#### Set problem
Find the word "נדלקת" in the records below. List each line containing it.

#### Supplied entries
* BEGIN *
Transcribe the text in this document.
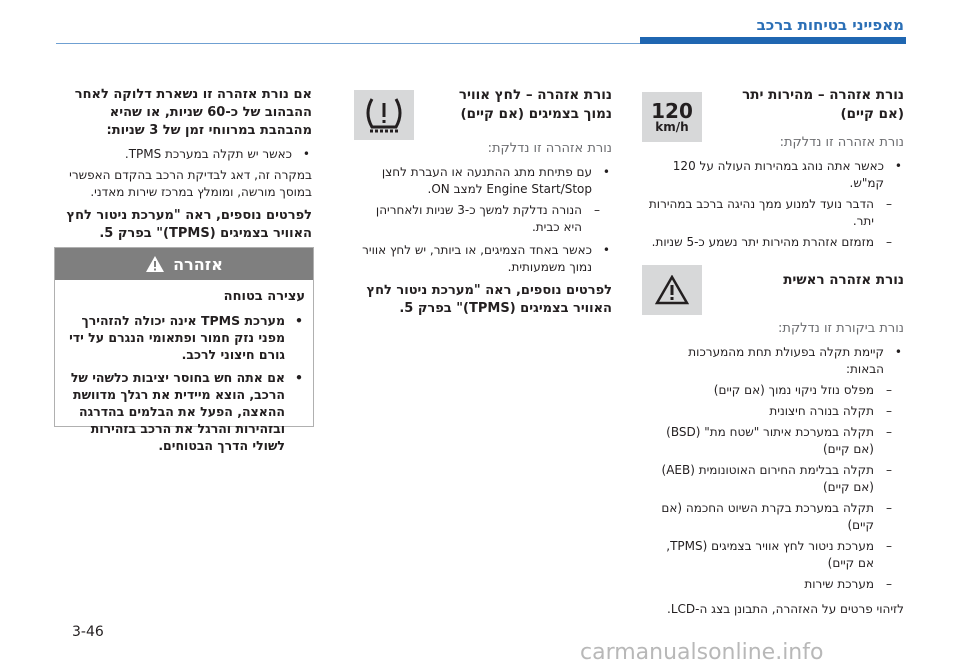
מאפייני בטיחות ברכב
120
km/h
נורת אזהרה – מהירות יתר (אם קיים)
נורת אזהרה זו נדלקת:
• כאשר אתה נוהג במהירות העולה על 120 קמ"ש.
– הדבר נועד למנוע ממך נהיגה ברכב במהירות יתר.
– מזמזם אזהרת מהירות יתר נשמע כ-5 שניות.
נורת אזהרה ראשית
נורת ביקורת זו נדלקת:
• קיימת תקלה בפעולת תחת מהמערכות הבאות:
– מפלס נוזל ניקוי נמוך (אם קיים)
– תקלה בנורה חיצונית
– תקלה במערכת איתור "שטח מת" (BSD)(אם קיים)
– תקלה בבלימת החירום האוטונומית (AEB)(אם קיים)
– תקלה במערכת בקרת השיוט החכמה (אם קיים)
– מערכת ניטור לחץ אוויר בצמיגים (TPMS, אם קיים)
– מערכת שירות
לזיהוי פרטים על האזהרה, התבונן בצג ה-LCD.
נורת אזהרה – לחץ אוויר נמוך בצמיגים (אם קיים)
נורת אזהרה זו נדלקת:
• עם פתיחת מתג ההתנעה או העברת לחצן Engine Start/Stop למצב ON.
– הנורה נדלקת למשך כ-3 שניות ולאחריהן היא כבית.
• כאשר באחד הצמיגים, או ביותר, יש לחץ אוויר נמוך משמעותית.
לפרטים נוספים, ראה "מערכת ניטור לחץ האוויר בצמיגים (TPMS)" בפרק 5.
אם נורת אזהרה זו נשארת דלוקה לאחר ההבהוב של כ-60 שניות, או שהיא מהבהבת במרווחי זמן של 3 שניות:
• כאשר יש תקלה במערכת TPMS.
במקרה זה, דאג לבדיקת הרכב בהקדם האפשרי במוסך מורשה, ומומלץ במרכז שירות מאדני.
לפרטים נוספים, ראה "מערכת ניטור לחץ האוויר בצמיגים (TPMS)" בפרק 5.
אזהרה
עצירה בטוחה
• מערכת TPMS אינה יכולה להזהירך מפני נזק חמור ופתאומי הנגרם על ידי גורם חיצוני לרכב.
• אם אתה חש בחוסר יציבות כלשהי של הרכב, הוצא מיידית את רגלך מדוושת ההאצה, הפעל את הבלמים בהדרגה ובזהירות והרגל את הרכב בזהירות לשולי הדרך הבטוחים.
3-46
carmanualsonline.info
* END *
#### Exercise response
נורת אזהרה זו נדלקת:
נורת ביקורת זו נדלקת:
נורת אזהרה זו נדלקת:
– הנורה נדלקת למשך כ-3 שניות ולאחריהן היא כבית.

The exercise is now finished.